→ SHORT TASK: No images are to be carried over; print all other material exactly as it stands.

→ WORKING DATA:
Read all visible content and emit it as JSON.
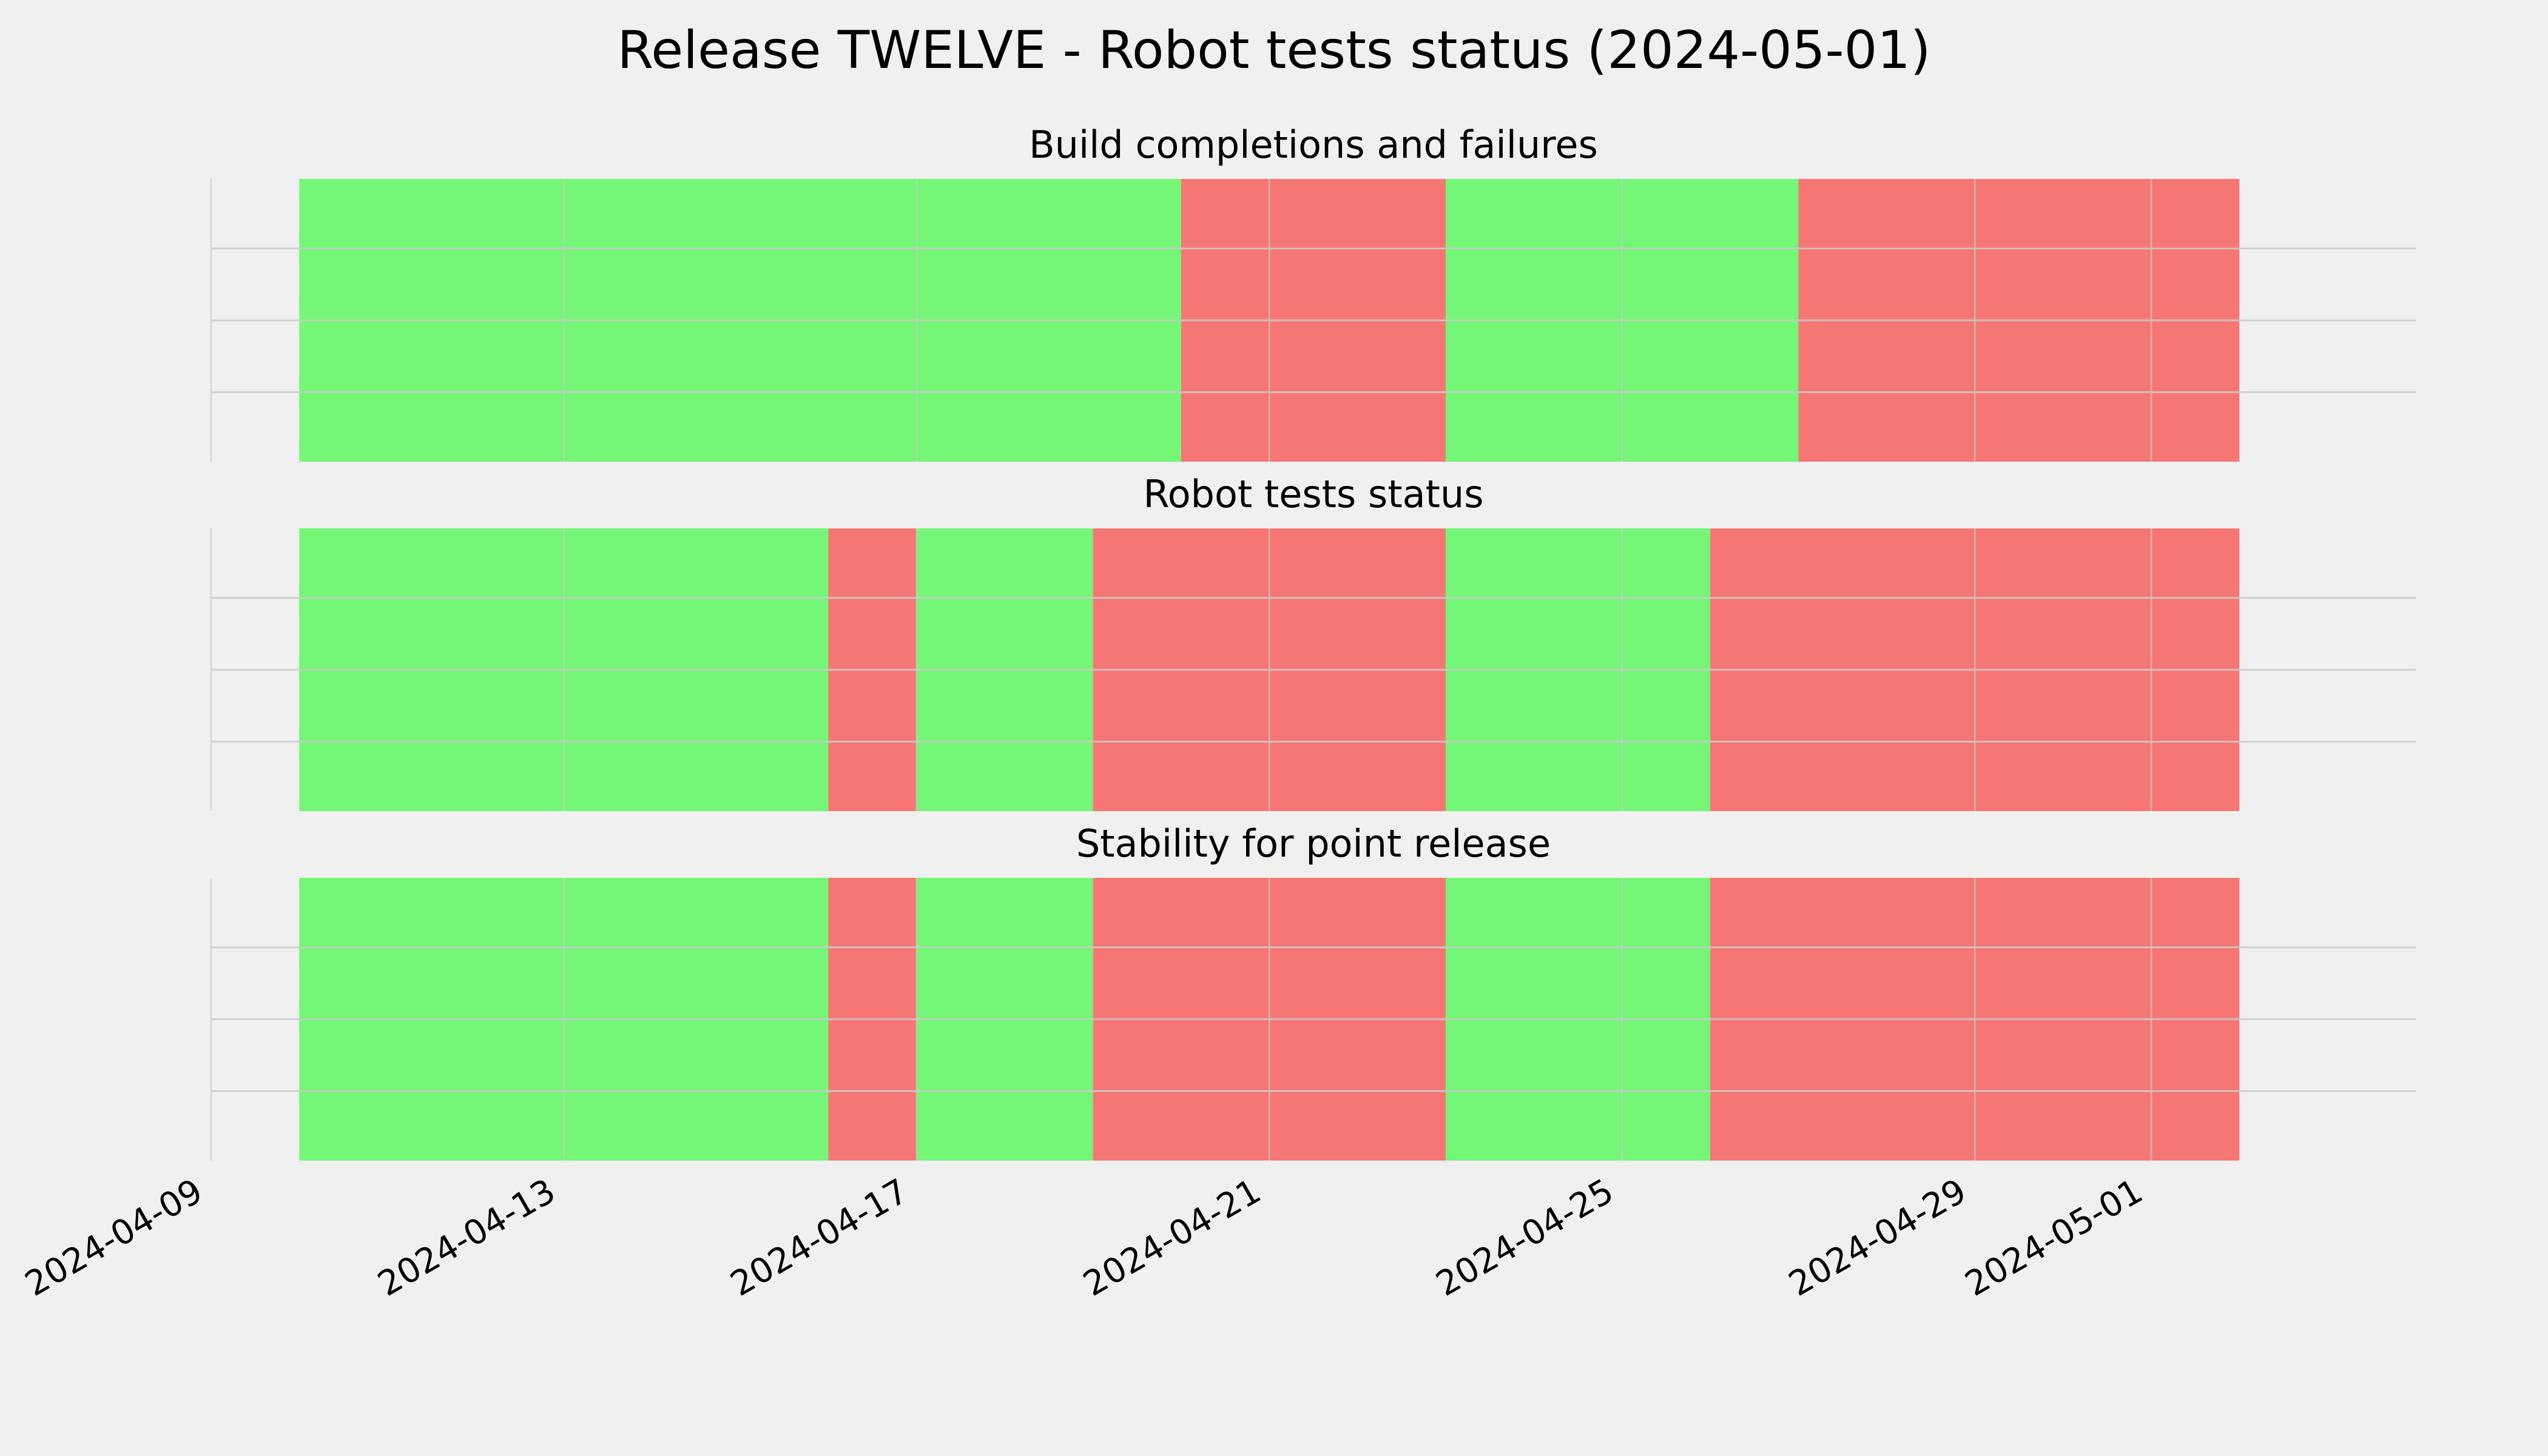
{
  "chart_data": {
    "type": "timeline",
    "title": "Release TWELVE - Robot tests status (2024-05-01)",
    "x_ticks": [
      "2024-04-09",
      "2024-04-13",
      "2024-04-17",
      "2024-04-21",
      "2024-04-25",
      "2024-04-29",
      "2024-05-01"
    ],
    "xlim": [
      "2024-04-09",
      "2024-05-04"
    ],
    "grid": true,
    "colors": {
      "pass": "#74f676",
      "fail": "#f67674",
      "background": "#f0f0f0",
      "grid": "#cbcbcb"
    },
    "panels": [
      {
        "title": "Build completions and failures",
        "segments": [
          {
            "start": "2024-04-10",
            "end": "2024-04-20",
            "status": "pass"
          },
          {
            "start": "2024-04-20",
            "end": "2024-04-23",
            "status": "fail"
          },
          {
            "start": "2024-04-23",
            "end": "2024-04-27",
            "status": "pass"
          },
          {
            "start": "2024-04-27",
            "end": "2024-05-02",
            "status": "fail"
          }
        ]
      },
      {
        "title": "Robot tests status",
        "segments": [
          {
            "start": "2024-04-10",
            "end": "2024-04-16",
            "status": "pass"
          },
          {
            "start": "2024-04-16",
            "end": "2024-04-17",
            "status": "fail"
          },
          {
            "start": "2024-04-17",
            "end": "2024-04-19",
            "status": "pass"
          },
          {
            "start": "2024-04-19",
            "end": "2024-04-23",
            "status": "fail"
          },
          {
            "start": "2024-04-23",
            "end": "2024-04-26",
            "status": "pass"
          },
          {
            "start": "2024-04-26",
            "end": "2024-05-02",
            "status": "fail"
          }
        ]
      },
      {
        "title": "Stability for point release",
        "segments": [
          {
            "start": "2024-04-10",
            "end": "2024-04-16",
            "status": "pass"
          },
          {
            "start": "2024-04-16",
            "end": "2024-04-17",
            "status": "fail"
          },
          {
            "start": "2024-04-17",
            "end": "2024-04-19",
            "status": "pass"
          },
          {
            "start": "2024-04-19",
            "end": "2024-04-23",
            "status": "fail"
          },
          {
            "start": "2024-04-23",
            "end": "2024-04-26",
            "status": "pass"
          },
          {
            "start": "2024-04-26",
            "end": "2024-05-02",
            "status": "fail"
          }
        ]
      }
    ]
  }
}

→ EXERCISE ANSWER:
Read all visible content and emit it as JSON.
{
  "chart_data": {
    "type": "timeline",
    "title": "Release TWELVE - Robot tests status (2024-05-01)",
    "x_ticks": [
      "2024-04-09",
      "2024-04-13",
      "2024-04-17",
      "2024-04-21",
      "2024-04-25",
      "2024-04-29",
      "2024-05-01"
    ],
    "xlim": [
      "2024-04-09",
      "2024-05-04"
    ],
    "grid": true,
    "colors": {
      "pass": "#74f676",
      "fail": "#f67674",
      "background": "#f0f0f0",
      "grid": "#cbcbcb"
    },
    "panels": [
      {
        "title": "Build completions and failures",
        "segments": [
          {
            "start": "2024-04-10",
            "end": "2024-04-20",
            "status": "pass"
          },
          {
            "start": "2024-04-20",
            "end": "2024-04-23",
            "status": "fail"
          },
          {
            "start": "2024-04-23",
            "end": "2024-04-27",
            "status": "pass"
          },
          {
            "start": "2024-04-27",
            "end": "2024-05-02",
            "status": "fail"
          }
        ]
      },
      {
        "title": "Robot tests status",
        "segments": [
          {
            "start": "2024-04-10",
            "end": "2024-04-16",
            "status": "pass"
          },
          {
            "start": "2024-04-16",
            "end": "2024-04-17",
            "status": "fail"
          },
          {
            "start": "2024-04-17",
            "end": "2024-04-19",
            "status": "pass"
          },
          {
            "start": "2024-04-19",
            "end": "2024-04-23",
            "status": "fail"
          },
          {
            "start": "2024-04-23",
            "end": "2024-04-26",
            "status": "pass"
          },
          {
            "start": "2024-04-26",
            "end": "2024-05-02",
            "status": "fail"
          }
        ]
      },
      {
        "title": "Stability for point release",
        "segments": [
          {
            "start": "2024-04-10",
            "end": "2024-04-16",
            "status": "pass"
          },
          {
            "start": "2024-04-16",
            "end": "2024-04-17",
            "status": "fail"
          },
          {
            "start": "2024-04-17",
            "end": "2024-04-19",
            "status": "pass"
          },
          {
            "start": "2024-04-19",
            "end": "2024-04-23",
            "status": "fail"
          },
          {
            "start": "2024-04-23",
            "end": "2024-04-26",
            "status": "pass"
          },
          {
            "start": "2024-04-26",
            "end": "2024-05-02",
            "status": "fail"
          }
        ]
      }
    ]
  }
}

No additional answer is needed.